Given request =
Reproduce every line in the listing that contains the word "Cogumelo".

Raw data =

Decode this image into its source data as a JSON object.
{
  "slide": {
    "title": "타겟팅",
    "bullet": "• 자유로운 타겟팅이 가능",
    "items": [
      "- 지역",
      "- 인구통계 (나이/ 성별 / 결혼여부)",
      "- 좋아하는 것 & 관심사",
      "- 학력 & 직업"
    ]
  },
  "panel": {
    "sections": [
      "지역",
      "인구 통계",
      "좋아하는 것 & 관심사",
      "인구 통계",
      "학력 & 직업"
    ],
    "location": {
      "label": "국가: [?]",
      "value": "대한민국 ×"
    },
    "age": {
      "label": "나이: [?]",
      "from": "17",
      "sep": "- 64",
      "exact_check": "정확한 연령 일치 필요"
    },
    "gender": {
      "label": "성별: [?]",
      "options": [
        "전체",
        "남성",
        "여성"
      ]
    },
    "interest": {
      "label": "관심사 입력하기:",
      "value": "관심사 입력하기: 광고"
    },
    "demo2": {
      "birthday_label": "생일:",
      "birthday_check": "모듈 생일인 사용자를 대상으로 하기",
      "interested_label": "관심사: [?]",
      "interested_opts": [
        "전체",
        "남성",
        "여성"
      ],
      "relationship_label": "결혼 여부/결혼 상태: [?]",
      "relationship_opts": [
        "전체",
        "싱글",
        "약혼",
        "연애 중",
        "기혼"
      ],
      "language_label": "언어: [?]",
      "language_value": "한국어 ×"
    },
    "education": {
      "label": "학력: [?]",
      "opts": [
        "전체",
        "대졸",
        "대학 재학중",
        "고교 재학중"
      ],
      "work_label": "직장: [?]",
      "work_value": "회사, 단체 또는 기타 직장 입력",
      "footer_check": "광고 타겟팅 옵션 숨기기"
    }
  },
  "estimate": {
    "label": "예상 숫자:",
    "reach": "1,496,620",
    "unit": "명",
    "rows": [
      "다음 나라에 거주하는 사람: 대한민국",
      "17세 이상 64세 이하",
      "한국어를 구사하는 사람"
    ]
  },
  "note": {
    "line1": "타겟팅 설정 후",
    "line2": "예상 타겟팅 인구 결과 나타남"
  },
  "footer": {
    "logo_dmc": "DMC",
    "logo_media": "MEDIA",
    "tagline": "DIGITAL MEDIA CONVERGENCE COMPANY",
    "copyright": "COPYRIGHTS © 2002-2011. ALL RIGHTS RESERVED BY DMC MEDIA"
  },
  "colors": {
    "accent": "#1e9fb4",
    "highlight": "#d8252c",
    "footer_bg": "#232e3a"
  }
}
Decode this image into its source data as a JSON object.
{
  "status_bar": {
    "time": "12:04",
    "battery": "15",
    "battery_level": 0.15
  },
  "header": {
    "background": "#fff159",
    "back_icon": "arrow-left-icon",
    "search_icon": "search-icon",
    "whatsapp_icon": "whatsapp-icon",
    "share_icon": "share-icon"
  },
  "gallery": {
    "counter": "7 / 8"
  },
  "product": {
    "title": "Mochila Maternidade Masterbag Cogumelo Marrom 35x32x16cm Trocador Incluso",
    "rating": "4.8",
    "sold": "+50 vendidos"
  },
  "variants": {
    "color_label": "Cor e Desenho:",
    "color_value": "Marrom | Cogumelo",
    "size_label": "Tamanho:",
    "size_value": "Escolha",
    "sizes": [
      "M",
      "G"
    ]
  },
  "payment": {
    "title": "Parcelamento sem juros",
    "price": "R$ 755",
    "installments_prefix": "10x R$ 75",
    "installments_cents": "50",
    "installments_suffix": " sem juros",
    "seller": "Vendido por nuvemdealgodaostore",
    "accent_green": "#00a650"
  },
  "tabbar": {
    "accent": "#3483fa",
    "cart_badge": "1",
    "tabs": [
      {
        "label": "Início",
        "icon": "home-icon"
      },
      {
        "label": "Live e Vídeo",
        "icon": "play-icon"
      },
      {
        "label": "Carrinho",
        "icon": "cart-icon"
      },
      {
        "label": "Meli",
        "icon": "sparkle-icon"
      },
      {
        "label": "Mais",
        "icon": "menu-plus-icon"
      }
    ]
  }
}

Exercise result =
    "title": "Mochila Maternidade Masterbag Cogumelo Marrom 35x32x16cm Trocador Incluso",
    "color_value": "Marrom | Cogumelo",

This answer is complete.